> [YOUR OBJECTIVE]
Pick out the lines below with "more" and list them.

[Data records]
Start

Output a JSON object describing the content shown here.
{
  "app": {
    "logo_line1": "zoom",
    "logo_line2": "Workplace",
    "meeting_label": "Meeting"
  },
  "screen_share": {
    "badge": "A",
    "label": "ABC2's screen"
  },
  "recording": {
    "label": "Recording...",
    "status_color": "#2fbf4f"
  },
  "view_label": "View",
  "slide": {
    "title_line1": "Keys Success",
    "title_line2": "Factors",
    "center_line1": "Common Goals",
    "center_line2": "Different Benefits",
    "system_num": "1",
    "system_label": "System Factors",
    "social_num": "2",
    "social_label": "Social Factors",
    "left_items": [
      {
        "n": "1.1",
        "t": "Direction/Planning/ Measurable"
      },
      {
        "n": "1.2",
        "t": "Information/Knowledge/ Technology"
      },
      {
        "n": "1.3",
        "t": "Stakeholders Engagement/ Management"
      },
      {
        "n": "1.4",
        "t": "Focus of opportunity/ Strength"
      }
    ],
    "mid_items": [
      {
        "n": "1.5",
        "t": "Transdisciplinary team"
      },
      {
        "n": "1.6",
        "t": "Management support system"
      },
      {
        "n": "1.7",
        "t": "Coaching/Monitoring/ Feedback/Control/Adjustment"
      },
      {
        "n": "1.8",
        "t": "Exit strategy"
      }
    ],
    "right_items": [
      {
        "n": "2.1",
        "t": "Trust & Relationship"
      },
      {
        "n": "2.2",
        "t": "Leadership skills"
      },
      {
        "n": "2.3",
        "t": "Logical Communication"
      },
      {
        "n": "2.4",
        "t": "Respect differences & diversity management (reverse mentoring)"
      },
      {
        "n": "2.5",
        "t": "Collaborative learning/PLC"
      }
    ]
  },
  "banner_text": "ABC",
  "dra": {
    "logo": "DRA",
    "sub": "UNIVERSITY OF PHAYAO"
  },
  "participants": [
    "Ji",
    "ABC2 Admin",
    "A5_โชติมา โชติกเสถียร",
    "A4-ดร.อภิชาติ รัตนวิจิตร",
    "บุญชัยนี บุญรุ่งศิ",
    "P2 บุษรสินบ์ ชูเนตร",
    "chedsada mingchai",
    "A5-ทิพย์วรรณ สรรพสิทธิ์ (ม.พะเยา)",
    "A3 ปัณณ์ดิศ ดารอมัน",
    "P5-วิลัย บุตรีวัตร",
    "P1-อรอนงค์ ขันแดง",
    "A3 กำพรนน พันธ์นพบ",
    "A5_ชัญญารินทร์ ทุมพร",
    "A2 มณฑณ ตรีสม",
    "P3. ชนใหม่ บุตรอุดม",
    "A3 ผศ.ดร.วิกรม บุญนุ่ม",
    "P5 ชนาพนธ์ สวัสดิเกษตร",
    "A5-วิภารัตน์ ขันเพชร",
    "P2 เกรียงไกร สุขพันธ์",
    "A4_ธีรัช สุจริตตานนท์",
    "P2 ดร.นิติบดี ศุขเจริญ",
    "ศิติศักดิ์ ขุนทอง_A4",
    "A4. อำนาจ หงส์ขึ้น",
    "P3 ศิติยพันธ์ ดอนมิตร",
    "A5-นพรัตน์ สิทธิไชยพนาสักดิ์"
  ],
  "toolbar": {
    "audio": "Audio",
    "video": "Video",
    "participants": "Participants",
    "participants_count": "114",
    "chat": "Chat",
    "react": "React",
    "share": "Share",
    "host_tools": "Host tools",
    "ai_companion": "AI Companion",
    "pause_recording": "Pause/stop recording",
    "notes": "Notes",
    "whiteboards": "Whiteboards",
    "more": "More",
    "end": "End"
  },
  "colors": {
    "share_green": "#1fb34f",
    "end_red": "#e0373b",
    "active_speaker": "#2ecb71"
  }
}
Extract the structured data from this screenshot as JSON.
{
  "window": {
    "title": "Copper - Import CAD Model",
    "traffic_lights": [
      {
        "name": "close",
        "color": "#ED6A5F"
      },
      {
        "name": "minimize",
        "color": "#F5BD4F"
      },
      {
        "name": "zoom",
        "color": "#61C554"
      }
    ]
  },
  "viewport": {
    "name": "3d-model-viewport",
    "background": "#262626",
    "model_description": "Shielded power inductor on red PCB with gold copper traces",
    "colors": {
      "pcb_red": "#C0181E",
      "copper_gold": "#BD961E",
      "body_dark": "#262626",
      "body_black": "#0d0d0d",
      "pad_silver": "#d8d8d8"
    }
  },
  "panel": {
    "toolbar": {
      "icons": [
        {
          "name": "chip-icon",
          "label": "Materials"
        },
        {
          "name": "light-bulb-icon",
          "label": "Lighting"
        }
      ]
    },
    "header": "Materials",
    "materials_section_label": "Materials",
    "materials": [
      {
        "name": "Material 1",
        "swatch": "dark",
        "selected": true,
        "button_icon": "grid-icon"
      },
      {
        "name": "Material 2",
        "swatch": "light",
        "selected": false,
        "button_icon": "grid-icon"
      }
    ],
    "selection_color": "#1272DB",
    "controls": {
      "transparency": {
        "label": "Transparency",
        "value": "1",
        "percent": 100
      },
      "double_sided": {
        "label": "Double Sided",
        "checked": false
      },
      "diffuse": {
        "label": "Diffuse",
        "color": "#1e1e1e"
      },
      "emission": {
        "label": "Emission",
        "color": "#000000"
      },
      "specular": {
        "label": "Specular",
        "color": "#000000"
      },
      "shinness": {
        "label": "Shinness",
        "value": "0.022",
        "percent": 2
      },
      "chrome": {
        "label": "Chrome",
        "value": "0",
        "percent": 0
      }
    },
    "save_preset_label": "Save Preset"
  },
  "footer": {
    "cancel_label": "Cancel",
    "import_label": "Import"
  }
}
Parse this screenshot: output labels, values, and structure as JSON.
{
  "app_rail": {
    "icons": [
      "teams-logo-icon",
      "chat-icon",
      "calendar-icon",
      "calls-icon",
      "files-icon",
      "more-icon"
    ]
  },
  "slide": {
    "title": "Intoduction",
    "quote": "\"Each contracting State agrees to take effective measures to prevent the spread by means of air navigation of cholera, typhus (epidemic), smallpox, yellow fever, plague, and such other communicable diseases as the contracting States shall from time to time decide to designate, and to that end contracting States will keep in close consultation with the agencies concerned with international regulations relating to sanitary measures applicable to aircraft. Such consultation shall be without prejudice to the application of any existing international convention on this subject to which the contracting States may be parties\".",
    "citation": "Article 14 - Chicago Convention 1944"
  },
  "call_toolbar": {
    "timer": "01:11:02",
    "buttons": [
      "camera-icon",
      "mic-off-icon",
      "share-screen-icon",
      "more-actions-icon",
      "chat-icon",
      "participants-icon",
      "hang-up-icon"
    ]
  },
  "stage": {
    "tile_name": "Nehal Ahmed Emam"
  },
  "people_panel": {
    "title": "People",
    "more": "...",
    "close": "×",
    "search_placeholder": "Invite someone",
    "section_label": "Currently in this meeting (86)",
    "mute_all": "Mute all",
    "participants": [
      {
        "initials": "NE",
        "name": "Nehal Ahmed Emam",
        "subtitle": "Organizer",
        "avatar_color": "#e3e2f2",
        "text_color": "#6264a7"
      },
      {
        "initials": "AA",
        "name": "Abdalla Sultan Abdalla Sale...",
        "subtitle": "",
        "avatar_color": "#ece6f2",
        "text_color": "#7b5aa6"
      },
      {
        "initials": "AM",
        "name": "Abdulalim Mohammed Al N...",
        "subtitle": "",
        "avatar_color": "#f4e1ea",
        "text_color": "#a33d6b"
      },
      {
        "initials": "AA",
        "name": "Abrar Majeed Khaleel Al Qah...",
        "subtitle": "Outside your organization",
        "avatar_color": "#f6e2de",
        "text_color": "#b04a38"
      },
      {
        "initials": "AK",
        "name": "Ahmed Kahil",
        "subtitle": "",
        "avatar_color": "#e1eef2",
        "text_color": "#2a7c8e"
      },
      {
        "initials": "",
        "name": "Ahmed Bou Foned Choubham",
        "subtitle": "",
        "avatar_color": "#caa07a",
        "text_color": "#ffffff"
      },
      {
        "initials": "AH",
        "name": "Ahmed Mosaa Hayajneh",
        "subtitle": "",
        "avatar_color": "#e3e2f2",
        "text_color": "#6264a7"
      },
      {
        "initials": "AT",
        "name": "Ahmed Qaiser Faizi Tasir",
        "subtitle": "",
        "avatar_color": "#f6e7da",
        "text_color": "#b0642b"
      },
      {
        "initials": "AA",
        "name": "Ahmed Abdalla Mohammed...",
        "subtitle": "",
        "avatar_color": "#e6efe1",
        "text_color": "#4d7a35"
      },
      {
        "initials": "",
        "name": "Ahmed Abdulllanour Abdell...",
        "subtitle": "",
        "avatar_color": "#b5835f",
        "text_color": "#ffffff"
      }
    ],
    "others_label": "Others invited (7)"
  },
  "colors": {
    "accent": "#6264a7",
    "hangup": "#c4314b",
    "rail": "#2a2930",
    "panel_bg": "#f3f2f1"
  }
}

End

> [COMPLETE OUTPUT]
    "more": "More",
      "more-icon"
      "more-actions-icon",
    "more": "...",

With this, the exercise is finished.